▸ **GOAL OF THE EXERCISE**
Reproduce the data exactly and drop any pictures it holds.

═══ DATA SUPPLIED ═══

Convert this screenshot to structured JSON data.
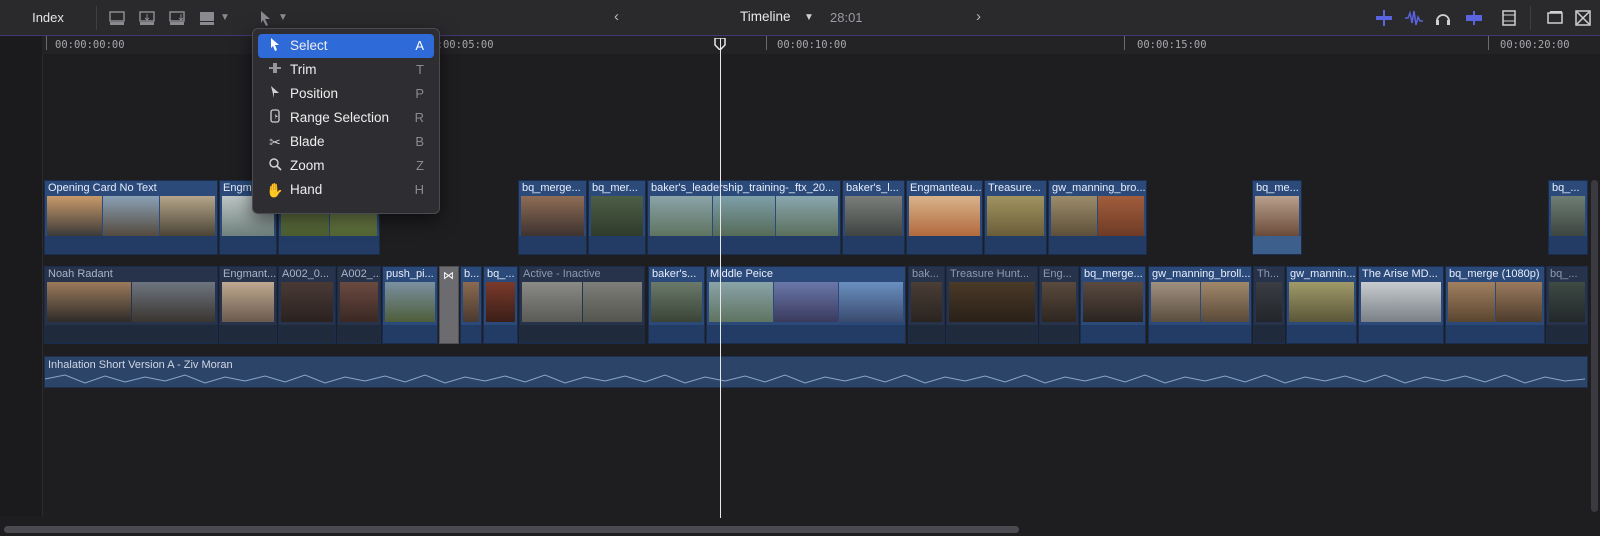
{
  "toolbar": {
    "index_label": "Index",
    "timeline_title": "Timeline",
    "duration": "28:01",
    "prev_icon": "chevron-left-icon",
    "next_icon": "chevron-right-icon",
    "accent_color": "#5a63e0"
  },
  "ruler": {
    "labels": [
      "00:00:00:00",
      "00:00:05:00",
      "00:00:10:00",
      "00:00:15:00",
      "00:00:20:00"
    ]
  },
  "tool_menu": {
    "items": [
      {
        "label": "Select",
        "key": "A",
        "icon": "arrow-icon",
        "selected": true
      },
      {
        "label": "Trim",
        "key": "T",
        "icon": "trim-icon",
        "selected": false
      },
      {
        "label": "Position",
        "key": "P",
        "icon": "position-icon",
        "selected": false
      },
      {
        "label": "Range Selection",
        "key": "R",
        "icon": "range-selection-icon",
        "selected": false
      },
      {
        "label": "Blade",
        "key": "B",
        "icon": "scissors-icon",
        "selected": false
      },
      {
        "label": "Zoom",
        "key": "Z",
        "icon": "magnifier-icon",
        "selected": false
      },
      {
        "label": "Hand",
        "key": "H",
        "icon": "hand-icon",
        "selected": false
      }
    ]
  },
  "tracks": {
    "upper": [
      "Opening Card No Text",
      "Engmant...",
      "bq_merge...",
      "bq_mer...",
      "baker's_leadership_training-_ftx_20...",
      "baker's_l...",
      "Engmanteau...",
      "Treasure...",
      "gw_manning_bro...",
      "bq_me...",
      "bq_..."
    ],
    "lower": [
      "Noah Radant",
      "Engmant...",
      "A002_0...",
      "A002_...",
      "push_pi...",
      "b...",
      "bq_...",
      "Active - Inactive",
      "baker's...",
      "Middle Peice",
      "bak...",
      "Treasure Hunt...",
      "Eng...",
      "bq_merge...",
      "gw_manning_broll...",
      "Th...",
      "gw_mannin...",
      "The Arise MD...",
      "bq_merge (1080p)",
      "bq_..."
    ],
    "audio": "Inhalation  Short Version A - Ziv Moran"
  }
}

═══

▸ **THE SOLUTION**
Convert this screenshot to structured JSON data.
{
  "toolbar": {
    "index_label": "Index",
    "timeline_title": "Timeline",
    "duration": "28:01",
    "prev_icon": "chevron-left-icon",
    "next_icon": "chevron-right-icon",
    "accent_color": "#5a63e0"
  },
  "ruler": {
    "labels": [
      "00:00:00:00",
      "00:00:05:00",
      "00:00:10:00",
      "00:00:15:00",
      "00:00:20:00"
    ]
  },
  "tool_menu": {
    "items": [
      {
        "label": "Select",
        "key": "A",
        "icon": "arrow-icon",
        "selected": true
      },
      {
        "label": "Trim",
        "key": "T",
        "icon": "trim-icon",
        "selected": false
      },
      {
        "label": "Position",
        "key": "P",
        "icon": "position-icon",
        "selected": false
      },
      {
        "label": "Range Selection",
        "key": "R",
        "icon": "range-selection-icon",
        "selected": false
      },
      {
        "label": "Blade",
        "key": "B",
        "icon": "scissors-icon",
        "selected": false
      },
      {
        "label": "Zoom",
        "key": "Z",
        "icon": "magnifier-icon",
        "selected": false
      },
      {
        "label": "Hand",
        "key": "H",
        "icon": "hand-icon",
        "selected": false
      }
    ]
  },
  "tracks": {
    "upper": [
      "Opening Card No Text",
      "Engmant...",
      "bq_merge...",
      "bq_mer...",
      "baker's_leadership_training-_ftx_20...",
      "baker's_l...",
      "Engmanteau...",
      "Treasure...",
      "gw_manning_bro...",
      "bq_me...",
      "bq_..."
    ],
    "lower": [
      "Noah Radant",
      "Engmant...",
      "A002_0...",
      "A002_...",
      "push_pi...",
      "b...",
      "bq_...",
      "Active - Inactive",
      "baker's...",
      "Middle Peice",
      "bak...",
      "Treasure Hunt...",
      "Eng...",
      "bq_merge...",
      "gw_manning_broll...",
      "Th...",
      "gw_mannin...",
      "The Arise MD...",
      "bq_merge (1080p)",
      "bq_..."
    ],
    "audio": "Inhalation  Short Version A - Ziv Moran"
  }
}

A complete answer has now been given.